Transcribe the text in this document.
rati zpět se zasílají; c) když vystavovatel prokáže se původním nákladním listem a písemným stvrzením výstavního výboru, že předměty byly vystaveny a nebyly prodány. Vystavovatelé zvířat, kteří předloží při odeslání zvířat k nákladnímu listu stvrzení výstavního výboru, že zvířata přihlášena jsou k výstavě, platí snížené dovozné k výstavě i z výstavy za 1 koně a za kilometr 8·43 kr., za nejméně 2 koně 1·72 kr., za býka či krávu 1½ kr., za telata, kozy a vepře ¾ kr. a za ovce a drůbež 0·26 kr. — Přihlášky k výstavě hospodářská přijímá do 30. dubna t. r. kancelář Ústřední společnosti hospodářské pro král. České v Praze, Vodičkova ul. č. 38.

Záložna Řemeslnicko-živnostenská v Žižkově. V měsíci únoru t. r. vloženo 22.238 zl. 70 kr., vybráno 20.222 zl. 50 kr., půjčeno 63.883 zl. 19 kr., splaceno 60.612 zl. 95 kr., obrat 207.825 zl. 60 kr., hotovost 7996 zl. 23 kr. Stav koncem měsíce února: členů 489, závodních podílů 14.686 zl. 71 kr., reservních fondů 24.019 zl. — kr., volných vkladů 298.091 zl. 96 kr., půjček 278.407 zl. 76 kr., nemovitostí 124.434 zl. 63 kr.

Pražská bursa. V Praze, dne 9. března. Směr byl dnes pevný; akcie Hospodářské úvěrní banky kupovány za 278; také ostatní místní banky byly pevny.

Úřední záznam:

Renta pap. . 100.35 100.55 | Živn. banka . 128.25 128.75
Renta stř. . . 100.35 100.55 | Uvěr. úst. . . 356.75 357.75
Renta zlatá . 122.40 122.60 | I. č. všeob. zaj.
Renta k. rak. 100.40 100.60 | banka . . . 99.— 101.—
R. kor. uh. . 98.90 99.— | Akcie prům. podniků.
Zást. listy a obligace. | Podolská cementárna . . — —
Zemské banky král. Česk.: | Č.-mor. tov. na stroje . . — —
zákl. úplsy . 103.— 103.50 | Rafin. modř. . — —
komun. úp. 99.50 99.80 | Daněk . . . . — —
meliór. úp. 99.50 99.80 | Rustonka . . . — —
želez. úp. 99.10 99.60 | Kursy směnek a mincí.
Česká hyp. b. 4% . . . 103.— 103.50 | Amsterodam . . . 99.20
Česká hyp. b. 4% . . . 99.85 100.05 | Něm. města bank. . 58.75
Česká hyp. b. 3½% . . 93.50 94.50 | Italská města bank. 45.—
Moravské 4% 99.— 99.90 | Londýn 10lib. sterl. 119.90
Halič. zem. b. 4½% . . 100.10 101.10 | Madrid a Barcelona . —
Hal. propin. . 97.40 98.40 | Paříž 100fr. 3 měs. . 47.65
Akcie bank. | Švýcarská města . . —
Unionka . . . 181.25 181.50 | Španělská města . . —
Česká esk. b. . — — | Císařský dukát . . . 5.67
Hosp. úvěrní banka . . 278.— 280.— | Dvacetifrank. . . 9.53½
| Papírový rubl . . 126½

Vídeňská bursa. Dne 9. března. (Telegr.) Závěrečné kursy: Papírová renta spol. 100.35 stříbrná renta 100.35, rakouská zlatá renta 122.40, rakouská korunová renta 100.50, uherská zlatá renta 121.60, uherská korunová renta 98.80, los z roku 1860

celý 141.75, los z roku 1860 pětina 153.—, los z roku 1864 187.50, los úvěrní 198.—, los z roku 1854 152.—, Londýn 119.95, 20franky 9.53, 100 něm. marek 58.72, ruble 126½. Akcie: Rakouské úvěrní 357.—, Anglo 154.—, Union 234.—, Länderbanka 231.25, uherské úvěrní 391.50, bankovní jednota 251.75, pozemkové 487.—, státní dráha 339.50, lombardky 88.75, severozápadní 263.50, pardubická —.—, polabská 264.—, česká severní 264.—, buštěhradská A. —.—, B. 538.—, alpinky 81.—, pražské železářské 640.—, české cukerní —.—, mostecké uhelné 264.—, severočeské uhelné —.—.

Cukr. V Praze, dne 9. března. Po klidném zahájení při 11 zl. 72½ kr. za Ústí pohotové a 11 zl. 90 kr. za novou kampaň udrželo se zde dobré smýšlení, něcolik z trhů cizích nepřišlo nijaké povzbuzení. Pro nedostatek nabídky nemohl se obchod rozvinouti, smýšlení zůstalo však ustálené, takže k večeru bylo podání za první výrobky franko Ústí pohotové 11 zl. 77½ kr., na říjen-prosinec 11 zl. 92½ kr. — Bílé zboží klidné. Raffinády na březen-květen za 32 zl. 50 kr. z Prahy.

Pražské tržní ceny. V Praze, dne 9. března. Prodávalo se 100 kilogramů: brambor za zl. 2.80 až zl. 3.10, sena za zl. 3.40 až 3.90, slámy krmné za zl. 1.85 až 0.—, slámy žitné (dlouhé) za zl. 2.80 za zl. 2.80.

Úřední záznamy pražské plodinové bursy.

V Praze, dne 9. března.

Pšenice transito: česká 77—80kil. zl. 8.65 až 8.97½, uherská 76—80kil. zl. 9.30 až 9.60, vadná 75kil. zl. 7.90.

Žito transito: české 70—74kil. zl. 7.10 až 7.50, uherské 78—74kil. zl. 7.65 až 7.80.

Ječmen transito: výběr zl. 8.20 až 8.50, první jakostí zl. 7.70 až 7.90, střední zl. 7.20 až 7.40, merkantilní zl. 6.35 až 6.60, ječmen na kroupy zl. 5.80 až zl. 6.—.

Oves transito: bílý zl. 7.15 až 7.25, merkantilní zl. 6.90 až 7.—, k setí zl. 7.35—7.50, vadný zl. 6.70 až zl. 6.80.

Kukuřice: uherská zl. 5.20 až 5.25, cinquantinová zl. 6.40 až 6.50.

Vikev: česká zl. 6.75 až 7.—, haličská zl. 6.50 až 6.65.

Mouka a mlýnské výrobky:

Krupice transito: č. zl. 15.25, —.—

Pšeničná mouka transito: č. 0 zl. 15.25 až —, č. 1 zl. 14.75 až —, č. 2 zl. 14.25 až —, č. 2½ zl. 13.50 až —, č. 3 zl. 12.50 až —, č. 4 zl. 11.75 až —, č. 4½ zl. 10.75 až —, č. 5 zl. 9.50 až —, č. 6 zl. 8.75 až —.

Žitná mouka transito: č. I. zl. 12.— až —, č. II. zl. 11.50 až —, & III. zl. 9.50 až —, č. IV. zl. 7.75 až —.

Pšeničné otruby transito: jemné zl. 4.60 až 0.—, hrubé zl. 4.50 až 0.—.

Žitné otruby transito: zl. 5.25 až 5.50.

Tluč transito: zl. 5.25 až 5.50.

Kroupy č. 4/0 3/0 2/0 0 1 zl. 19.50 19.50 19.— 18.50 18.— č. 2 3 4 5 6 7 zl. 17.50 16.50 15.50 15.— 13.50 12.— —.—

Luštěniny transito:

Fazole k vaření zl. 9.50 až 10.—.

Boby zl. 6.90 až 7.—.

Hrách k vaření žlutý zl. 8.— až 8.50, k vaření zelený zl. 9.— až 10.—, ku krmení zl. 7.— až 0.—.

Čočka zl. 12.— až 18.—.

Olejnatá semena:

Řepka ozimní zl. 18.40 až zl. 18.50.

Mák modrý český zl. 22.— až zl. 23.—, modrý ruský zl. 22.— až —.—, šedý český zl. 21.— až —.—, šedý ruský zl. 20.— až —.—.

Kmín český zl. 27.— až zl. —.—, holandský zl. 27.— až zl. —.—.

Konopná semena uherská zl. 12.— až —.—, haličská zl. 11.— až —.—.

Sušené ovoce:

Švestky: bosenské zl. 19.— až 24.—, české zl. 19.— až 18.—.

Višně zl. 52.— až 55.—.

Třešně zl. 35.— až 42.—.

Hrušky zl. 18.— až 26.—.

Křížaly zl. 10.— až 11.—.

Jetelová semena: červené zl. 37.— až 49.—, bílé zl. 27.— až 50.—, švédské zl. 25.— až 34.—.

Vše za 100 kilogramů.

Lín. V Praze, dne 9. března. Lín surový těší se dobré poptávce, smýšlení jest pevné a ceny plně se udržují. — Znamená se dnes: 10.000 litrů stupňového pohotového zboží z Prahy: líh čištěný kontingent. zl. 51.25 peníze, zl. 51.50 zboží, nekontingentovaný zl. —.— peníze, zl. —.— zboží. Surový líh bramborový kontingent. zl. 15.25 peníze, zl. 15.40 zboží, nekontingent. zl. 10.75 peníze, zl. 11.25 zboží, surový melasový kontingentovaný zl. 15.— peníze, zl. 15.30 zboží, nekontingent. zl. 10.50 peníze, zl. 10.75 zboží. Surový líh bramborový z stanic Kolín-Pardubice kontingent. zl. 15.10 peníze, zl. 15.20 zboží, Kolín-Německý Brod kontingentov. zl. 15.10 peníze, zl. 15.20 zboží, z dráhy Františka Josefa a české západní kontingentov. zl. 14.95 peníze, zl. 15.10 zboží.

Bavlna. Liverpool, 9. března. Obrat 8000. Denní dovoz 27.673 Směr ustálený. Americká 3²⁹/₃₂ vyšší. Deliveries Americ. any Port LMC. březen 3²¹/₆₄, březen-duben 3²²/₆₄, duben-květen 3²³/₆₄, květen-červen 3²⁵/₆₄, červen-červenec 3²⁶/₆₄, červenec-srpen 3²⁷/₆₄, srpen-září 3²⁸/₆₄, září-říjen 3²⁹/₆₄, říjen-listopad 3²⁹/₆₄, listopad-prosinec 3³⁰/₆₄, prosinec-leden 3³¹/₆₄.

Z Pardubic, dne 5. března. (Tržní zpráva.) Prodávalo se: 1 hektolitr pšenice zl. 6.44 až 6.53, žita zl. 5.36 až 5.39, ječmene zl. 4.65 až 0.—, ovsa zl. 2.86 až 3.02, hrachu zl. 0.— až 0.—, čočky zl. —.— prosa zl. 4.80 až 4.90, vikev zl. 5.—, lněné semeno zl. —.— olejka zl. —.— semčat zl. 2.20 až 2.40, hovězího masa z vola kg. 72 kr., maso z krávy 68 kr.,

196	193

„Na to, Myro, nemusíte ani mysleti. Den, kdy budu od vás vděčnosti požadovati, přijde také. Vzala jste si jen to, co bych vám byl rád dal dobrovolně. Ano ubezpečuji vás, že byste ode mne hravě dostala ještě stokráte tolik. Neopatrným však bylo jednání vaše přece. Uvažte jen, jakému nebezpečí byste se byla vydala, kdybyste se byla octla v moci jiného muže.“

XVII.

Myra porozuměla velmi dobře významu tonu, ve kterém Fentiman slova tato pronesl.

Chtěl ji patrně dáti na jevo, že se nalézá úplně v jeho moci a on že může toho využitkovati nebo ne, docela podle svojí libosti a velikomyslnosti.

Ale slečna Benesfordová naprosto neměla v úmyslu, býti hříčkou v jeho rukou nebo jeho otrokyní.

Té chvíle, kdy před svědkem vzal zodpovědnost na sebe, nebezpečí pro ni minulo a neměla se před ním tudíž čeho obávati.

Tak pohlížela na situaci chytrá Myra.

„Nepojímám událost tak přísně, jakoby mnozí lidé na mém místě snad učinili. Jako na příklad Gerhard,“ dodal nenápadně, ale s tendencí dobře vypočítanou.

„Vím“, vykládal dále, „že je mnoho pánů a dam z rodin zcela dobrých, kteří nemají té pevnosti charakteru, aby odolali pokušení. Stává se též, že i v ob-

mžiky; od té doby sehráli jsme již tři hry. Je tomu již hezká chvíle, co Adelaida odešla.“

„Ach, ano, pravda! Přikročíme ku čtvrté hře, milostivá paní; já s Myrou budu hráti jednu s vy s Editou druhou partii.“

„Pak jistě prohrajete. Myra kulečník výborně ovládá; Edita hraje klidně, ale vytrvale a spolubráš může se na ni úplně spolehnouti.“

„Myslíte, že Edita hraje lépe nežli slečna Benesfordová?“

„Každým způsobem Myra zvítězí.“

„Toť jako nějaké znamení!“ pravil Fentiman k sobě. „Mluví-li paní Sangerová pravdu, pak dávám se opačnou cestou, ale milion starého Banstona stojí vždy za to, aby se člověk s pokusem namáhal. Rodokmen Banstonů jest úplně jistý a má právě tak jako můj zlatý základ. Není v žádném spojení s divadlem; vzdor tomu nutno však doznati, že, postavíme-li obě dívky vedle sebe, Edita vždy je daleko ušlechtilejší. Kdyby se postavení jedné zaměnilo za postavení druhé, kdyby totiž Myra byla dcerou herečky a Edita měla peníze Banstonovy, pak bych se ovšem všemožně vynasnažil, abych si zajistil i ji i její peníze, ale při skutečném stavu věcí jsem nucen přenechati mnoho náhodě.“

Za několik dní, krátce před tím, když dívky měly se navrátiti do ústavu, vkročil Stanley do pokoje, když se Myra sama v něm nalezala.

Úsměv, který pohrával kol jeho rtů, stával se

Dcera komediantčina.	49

**********

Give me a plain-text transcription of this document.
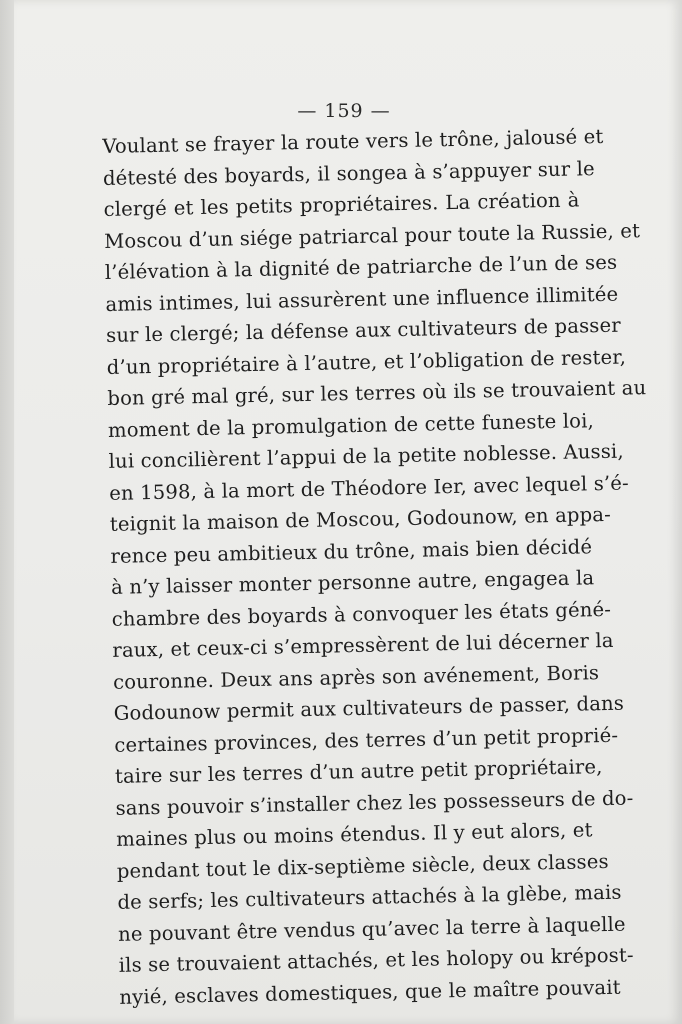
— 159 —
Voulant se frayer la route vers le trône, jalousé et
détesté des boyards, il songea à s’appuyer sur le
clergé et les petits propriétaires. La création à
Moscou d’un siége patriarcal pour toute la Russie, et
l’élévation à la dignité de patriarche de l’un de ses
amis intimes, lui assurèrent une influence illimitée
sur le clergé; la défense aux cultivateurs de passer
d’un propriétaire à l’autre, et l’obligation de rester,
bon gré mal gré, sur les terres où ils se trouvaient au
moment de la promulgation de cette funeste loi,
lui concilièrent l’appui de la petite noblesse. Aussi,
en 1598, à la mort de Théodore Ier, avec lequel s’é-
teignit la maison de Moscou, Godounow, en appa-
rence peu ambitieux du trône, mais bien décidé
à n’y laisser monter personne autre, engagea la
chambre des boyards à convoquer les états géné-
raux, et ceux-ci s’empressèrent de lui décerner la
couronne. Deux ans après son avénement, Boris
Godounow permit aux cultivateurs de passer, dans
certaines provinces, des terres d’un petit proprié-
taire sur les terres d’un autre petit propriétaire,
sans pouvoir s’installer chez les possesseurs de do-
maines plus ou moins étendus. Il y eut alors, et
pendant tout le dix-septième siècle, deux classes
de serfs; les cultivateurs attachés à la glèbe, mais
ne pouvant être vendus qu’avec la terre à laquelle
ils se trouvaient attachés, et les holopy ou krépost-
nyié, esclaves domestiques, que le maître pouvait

**********

**Exercise details**: In the listing, find every line with the word "nebo" and state how many there are, nothing more.

**Written response**: 2